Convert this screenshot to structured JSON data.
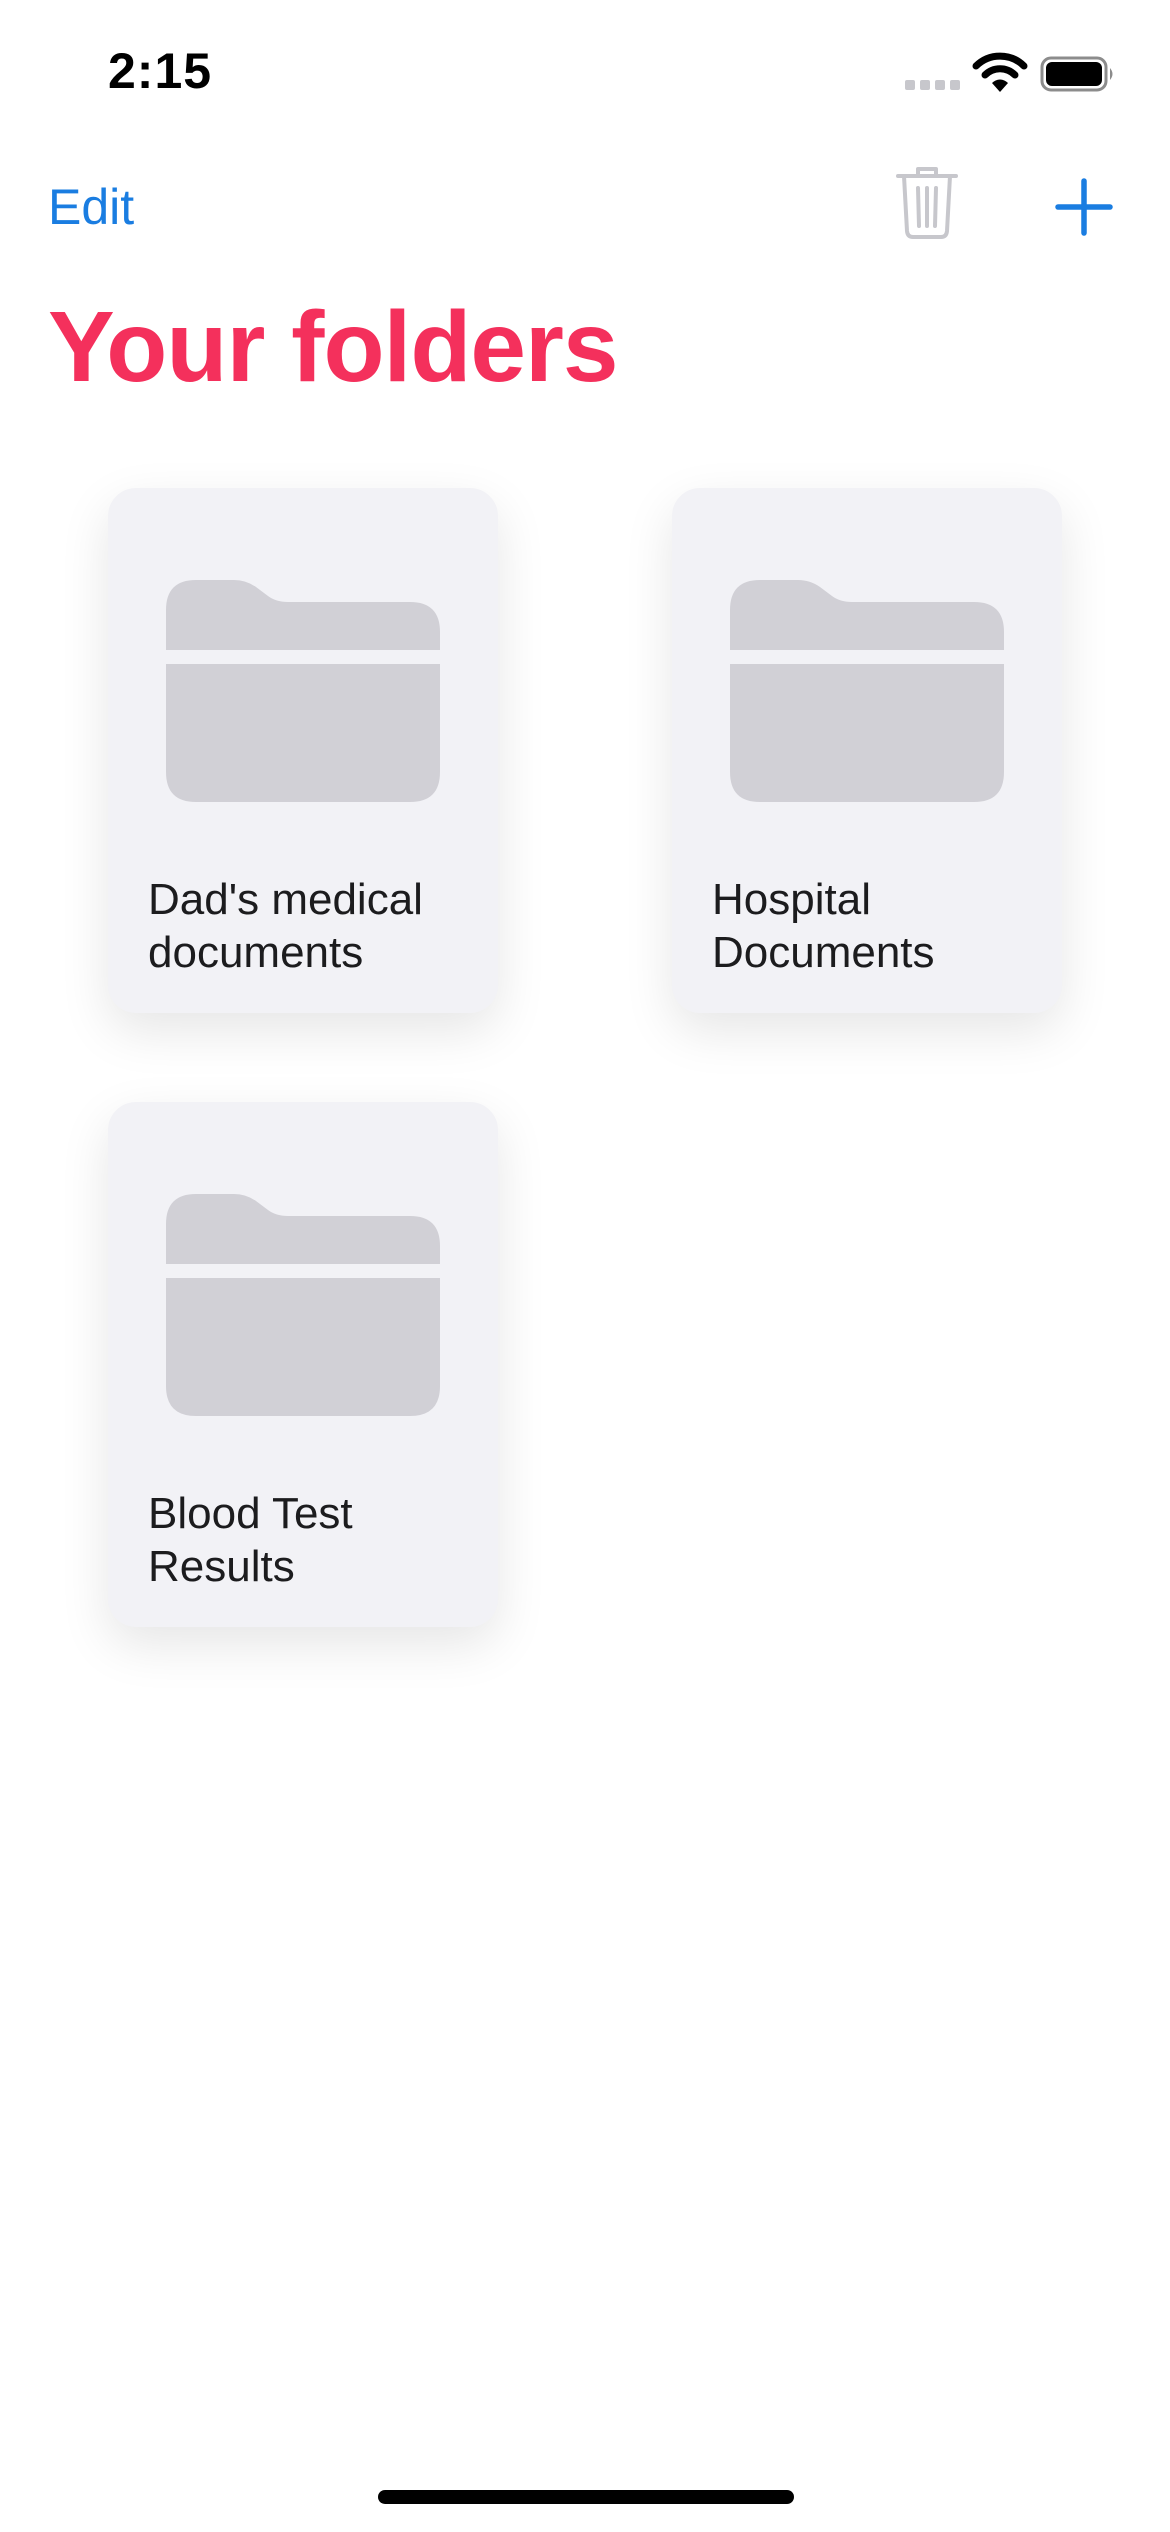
{
  "status_bar": {
    "time": "2:15"
  },
  "nav": {
    "edit_label": "Edit",
    "trash_icon": "trash-icon",
    "add_icon": "plus-icon"
  },
  "page": {
    "title": "Your folders"
  },
  "folders": [
    {
      "name": "Dad's medical documents"
    },
    {
      "name": "Hospital Documents"
    },
    {
      "name": "Blood Test Results"
    }
  ],
  "colors": {
    "accent": "#1a7de1",
    "title": "#f4305c",
    "card_background": "#f2f2f6",
    "folder_icon": "#d1d0d6",
    "trash_disabled": "#c7c7cc"
  }
}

=======

## Instruction
Scan the listing above and identify each line holding the string "name"; copy every such line.

## Exercise response
      "name": "Dad's medical documents"
      "name": "Hospital Documents"
      "name": "Blood Test Results"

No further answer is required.